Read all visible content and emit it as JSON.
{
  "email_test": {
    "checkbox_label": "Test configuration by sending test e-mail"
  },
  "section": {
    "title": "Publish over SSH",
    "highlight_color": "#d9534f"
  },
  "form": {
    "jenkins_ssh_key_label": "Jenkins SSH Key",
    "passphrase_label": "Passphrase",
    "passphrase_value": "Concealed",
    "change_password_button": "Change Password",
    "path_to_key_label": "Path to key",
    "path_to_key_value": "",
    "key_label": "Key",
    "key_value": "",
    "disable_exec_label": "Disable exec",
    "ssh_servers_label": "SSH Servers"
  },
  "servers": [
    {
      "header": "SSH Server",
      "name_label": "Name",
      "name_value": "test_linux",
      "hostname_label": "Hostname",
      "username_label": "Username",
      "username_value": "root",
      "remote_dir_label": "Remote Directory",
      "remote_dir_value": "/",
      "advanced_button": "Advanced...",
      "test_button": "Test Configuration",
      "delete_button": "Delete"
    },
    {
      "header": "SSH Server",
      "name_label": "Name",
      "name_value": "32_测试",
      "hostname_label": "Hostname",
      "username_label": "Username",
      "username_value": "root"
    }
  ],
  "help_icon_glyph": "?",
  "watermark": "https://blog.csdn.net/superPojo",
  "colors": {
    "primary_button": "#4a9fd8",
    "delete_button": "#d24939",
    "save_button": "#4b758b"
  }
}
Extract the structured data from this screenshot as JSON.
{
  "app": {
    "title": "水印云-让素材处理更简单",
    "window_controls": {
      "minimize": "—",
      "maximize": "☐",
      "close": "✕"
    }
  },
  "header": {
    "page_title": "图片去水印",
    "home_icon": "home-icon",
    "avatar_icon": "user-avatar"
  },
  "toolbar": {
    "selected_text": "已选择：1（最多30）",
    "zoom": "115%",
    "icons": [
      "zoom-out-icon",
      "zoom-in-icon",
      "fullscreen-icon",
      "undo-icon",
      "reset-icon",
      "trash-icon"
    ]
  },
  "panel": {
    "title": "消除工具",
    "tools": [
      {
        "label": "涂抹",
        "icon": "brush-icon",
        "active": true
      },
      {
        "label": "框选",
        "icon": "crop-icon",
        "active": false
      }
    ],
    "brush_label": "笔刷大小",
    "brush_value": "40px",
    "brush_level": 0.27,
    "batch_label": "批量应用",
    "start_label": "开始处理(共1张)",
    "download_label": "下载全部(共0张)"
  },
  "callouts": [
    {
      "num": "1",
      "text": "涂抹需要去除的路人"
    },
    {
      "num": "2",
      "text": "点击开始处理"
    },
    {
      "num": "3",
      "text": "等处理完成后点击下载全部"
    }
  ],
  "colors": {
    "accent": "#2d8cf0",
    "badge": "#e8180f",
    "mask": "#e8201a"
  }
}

TO BE DONE: Take the data above and return it exactly.

SOLUTION:
Read all visible content and emit it as JSON.
{
  "email_test": {
    "checkbox_label": "Test configuration by sending test e-mail"
  },
  "section": {
    "title": "Publish over SSH",
    "highlight_color": "#d9534f"
  },
  "form": {
    "jenkins_ssh_key_label": "Jenkins SSH Key",
    "passphrase_label": "Passphrase",
    "passphrase_value": "Concealed",
    "change_password_button": "Change Password",
    "path_to_key_label": "Path to key",
    "path_to_key_value": "",
    "key_label": "Key",
    "key_value": "",
    "disable_exec_label": "Disable exec",
    "ssh_servers_label": "SSH Servers"
  },
  "servers": [
    {
      "header": "SSH Server",
      "name_label": "Name",
      "name_value": "test_linux",
      "hostname_label": "Hostname",
      "username_label": "Username",
      "username_value": "root",
      "remote_dir_label": "Remote Directory",
      "remote_dir_value": "/",
      "advanced_button": "Advanced...",
      "test_button": "Test Configuration",
      "delete_button": "Delete"
    },
    {
      "header": "SSH Server",
      "name_label": "Name",
      "name_value": "32_测试",
      "hostname_label": "Hostname",
      "username_label": "Username",
      "username_value": "root"
    }
  ],
  "help_icon_glyph": "?",
  "watermark": "https://blog.csdn.net/superPojo",
  "colors": {
    "primary_button": "#4a9fd8",
    "delete_button": "#d24939",
    "save_button": "#4b758b"
  }
}
Extract the structured data from this screenshot as JSON.
{
  "app": {
    "title": "水印云-让素材处理更简单",
    "window_controls": {
      "minimize": "—",
      "maximize": "☐",
      "close": "✕"
    }
  },
  "header": {
    "page_title": "图片去水印",
    "home_icon": "home-icon",
    "avatar_icon": "user-avatar"
  },
  "toolbar": {
    "selected_text": "已选择：1（最多30）",
    "zoom": "115%",
    "icons": [
      "zoom-out-icon",
      "zoom-in-icon",
      "fullscreen-icon",
      "undo-icon",
      "reset-icon",
      "trash-icon"
    ]
  },
  "panel": {
    "title": "消除工具",
    "tools": [
      {
        "label": "涂抹",
        "icon": "brush-icon",
        "active": true
      },
      {
        "label": "框选",
        "icon": "crop-icon",
        "active": false
      }
    ],
    "brush_label": "笔刷大小",
    "brush_value": "40px",
    "brush_level": 0.27,
    "batch_label": "批量应用",
    "start_label": "开始处理(共1张)",
    "download_label": "下载全部(共0张)"
  },
  "callouts": [
    {
      "num": "1",
      "text": "涂抹需要去除的路人"
    },
    {
      "num": "2",
      "text": "点击开始处理"
    },
    {
      "num": "3",
      "text": "等处理完成后点击下载全部"
    }
  ],
  "colors": {
    "accent": "#2d8cf0",
    "badge": "#e8180f",
    "mask": "#e8201a"
  }
}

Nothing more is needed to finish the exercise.